Please quote every line word for word.
━━ Input rows ━━
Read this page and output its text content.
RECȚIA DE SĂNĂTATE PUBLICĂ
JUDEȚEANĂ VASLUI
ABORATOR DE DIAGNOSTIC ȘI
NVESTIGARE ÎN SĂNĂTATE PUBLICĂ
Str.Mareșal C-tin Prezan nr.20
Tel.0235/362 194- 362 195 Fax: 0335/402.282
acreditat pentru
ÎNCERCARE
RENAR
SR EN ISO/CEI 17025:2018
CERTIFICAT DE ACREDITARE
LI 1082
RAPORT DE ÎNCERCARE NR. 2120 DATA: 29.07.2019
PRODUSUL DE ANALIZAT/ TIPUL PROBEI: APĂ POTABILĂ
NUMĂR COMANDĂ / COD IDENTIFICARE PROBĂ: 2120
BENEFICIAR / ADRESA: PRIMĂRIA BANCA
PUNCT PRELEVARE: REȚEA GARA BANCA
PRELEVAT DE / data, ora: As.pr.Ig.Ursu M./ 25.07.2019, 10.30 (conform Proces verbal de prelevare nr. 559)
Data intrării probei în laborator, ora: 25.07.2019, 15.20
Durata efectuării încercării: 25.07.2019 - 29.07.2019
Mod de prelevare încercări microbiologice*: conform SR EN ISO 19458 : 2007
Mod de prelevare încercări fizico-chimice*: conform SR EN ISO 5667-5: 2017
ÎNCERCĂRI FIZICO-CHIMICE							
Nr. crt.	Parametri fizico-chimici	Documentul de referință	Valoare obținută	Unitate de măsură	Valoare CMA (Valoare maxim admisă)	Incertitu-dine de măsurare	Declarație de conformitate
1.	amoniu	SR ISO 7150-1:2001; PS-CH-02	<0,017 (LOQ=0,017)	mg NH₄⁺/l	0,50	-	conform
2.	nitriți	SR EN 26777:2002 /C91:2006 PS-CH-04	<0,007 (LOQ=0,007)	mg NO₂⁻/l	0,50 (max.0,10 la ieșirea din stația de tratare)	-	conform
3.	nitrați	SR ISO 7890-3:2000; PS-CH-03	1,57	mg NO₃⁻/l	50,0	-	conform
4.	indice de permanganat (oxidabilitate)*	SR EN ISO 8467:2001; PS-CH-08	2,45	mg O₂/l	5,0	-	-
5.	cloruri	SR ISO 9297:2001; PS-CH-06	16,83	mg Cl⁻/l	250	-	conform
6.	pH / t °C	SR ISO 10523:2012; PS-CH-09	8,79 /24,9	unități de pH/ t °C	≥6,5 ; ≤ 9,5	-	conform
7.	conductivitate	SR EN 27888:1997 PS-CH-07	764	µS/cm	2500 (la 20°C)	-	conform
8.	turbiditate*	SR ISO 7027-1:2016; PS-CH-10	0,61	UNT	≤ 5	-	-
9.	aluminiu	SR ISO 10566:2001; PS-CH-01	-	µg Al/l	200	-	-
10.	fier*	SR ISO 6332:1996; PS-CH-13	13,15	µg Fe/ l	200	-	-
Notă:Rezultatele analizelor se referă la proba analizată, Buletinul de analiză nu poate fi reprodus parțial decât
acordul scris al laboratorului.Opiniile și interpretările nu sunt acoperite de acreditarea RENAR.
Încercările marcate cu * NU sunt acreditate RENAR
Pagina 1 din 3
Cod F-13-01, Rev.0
━━━
**Completed exercise**.
Read this page and output its text content.
RECȚIA DE SĂNĂTATE PUBLICĂ
JUDEȚEANĂ VASLUI
ABORATOR DE DIAGNOSTIC ȘI
NVESTIGARE ÎN SĂNĂTATE PUBLICĂ
Str.Mareșal C-tin Prezan nr.20
Tel.0235/362 194- 362 195 Fax: 0335/402.282
acreditat pentru
ÎNCERCARE
RENAR
SR EN ISO/CEI 17025:2018
CERTIFICAT DE ACREDITARE
LI 1082
RAPORT DE ÎNCERCARE NR. 2120 DATA: 29.07.2019
PRODUSUL DE ANALIZAT/ TIPUL PROBEI: APĂ POTABILĂ
NUMĂR COMANDĂ / COD IDENTIFICARE PROBĂ: 2120
BENEFICIAR / ADRESA: PRIMĂRIA BANCA
PUNCT PRELEVARE: REȚEA GARA BANCA
PRELEVAT DE / data, ora: As.pr.Ig.Ursu M./ 25.07.2019, 10.30 (conform Proces verbal de prelevare nr. 559)
Data intrării probei în laborator, ora: 25.07.2019, 15.20
Durata efectuării încercării: 25.07.2019 - 29.07.2019
Mod de prelevare încercări microbiologice*: conform SR EN ISO 19458 : 2007
Mod de prelevare încercări fizico-chimice*: conform SR EN ISO 5667-5: 2017
ÎNCERCĂRI FIZICO-CHIMICE							
Nr. crt.	Parametri fizico-chimici	Documentul de referință	Valoare obținută	Unitate de măsură	Valoare CMA (Valoare maxim admisă)	Incertitu-dine de măsurare	Declarație de conformitate
1.	amoniu	SR ISO 7150-1:2001; PS-CH-02	<0,017 (LOQ=0,017)	mg NH₄⁺/l	0,50	-	conform
2.	nitriți	SR EN 26777:2002 /C91:2006 PS-CH-04	<0,007 (LOQ=0,007)	mg NO₂⁻/l	0,50 (max.0,10 la ieșirea din stația de tratare)	-	conform
3.	nitrați	SR ISO 7890-3:2000; PS-CH-03	1,57	mg NO₃⁻/l	50,0	-	conform
4.	indice de permanganat (oxidabilitate)*	SR EN ISO 8467:2001; PS-CH-08	2,45	mg O₂/l	5,0	-	-
5.	cloruri	SR ISO 9297:2001; PS-CH-06	16,83	mg Cl⁻/l	250	-	conform
6.	pH / t °C	SR ISO 10523:2012; PS-CH-09	8,79 /24,9	unități de pH/ t °C	≥6,5 ; ≤ 9,5	-	conform
7.	conductivitate	SR EN 27888:1997 PS-CH-07	764	µS/cm	2500 (la 20°C)	-	conform
8.	turbiditate*	SR ISO 7027-1:2016; PS-CH-10	0,61	UNT	≤ 5	-	-
9.	aluminiu	SR ISO 10566:2001; PS-CH-01	-	µg Al/l	200	-	-
10.	fier*	SR ISO 6332:1996; PS-CH-13	13,15	µg Fe/ l	200	-	-
Notă:Rezultatele analizelor se referă la proba analizată, Buletinul de analiză nu poate fi reprodus parțial decât
acordul scris al laboratorului.Opiniile și interpretările nu sunt acoperite de acreditarea RENAR.
Încercările marcate cu * NU sunt acreditate RENAR
Pagina 1 din 3
Cod F-13-01, Rev.0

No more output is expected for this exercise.